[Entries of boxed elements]
*-*-*
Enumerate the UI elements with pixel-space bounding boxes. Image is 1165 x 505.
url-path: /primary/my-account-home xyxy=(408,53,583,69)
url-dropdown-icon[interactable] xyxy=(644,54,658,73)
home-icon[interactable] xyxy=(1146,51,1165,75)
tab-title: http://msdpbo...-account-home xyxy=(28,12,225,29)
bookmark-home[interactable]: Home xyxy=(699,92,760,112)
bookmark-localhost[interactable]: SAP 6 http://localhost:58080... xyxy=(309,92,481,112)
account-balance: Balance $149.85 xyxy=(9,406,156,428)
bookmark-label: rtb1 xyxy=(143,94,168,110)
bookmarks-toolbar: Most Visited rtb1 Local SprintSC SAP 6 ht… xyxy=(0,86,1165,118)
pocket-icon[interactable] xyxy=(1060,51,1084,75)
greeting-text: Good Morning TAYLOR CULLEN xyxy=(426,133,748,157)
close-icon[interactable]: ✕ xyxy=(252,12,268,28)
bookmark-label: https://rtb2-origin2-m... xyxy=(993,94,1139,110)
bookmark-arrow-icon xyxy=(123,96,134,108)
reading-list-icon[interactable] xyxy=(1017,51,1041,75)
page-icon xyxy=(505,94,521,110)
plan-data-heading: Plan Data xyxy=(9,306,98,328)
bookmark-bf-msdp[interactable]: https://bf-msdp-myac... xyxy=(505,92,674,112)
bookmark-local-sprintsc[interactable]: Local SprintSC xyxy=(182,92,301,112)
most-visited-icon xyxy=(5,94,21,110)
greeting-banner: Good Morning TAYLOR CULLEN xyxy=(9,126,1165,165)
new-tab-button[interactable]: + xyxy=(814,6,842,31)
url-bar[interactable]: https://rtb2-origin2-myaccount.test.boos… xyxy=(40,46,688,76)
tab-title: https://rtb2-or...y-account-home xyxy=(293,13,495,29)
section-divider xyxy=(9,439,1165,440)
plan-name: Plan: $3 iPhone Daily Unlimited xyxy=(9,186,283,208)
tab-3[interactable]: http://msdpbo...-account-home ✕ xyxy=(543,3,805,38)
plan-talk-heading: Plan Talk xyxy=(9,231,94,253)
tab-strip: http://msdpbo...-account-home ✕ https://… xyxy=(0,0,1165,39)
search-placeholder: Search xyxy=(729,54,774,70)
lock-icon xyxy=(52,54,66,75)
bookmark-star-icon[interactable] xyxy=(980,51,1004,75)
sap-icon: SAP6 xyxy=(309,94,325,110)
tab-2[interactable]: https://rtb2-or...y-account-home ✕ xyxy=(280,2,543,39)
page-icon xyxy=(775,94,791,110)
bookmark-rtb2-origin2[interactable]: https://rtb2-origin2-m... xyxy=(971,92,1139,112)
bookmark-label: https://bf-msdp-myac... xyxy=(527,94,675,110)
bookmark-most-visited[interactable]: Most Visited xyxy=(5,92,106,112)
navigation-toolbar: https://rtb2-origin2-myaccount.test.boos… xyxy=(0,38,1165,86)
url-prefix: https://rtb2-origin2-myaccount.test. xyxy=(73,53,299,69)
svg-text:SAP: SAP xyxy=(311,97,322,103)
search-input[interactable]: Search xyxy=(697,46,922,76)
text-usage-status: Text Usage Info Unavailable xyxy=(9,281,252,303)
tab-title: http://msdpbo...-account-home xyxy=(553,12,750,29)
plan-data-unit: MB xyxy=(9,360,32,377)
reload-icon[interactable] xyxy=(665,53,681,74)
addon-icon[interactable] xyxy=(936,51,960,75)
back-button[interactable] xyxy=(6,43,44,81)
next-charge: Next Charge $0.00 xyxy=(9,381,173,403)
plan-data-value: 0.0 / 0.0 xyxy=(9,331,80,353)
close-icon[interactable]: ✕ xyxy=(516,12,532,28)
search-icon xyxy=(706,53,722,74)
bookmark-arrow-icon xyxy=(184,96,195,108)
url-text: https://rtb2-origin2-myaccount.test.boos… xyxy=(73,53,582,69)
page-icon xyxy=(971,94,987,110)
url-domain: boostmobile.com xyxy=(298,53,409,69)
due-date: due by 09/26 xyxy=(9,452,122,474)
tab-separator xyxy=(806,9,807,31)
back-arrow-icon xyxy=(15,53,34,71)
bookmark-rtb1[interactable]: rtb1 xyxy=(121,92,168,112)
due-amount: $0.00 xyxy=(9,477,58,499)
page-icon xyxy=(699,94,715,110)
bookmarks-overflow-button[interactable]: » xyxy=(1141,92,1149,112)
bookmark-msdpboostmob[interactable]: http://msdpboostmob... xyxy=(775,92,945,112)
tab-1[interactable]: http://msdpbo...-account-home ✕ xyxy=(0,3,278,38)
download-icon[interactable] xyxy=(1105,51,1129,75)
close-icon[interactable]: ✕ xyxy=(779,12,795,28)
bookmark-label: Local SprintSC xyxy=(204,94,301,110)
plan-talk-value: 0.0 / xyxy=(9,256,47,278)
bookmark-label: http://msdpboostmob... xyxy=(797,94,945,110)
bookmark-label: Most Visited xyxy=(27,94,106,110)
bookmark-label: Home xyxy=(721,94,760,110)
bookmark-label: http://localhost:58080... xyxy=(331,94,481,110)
*-*-*
→ **Problem to solve**
Tally the lines in the data above that contain the string "close", and give only the number.

→ **Complete response**
3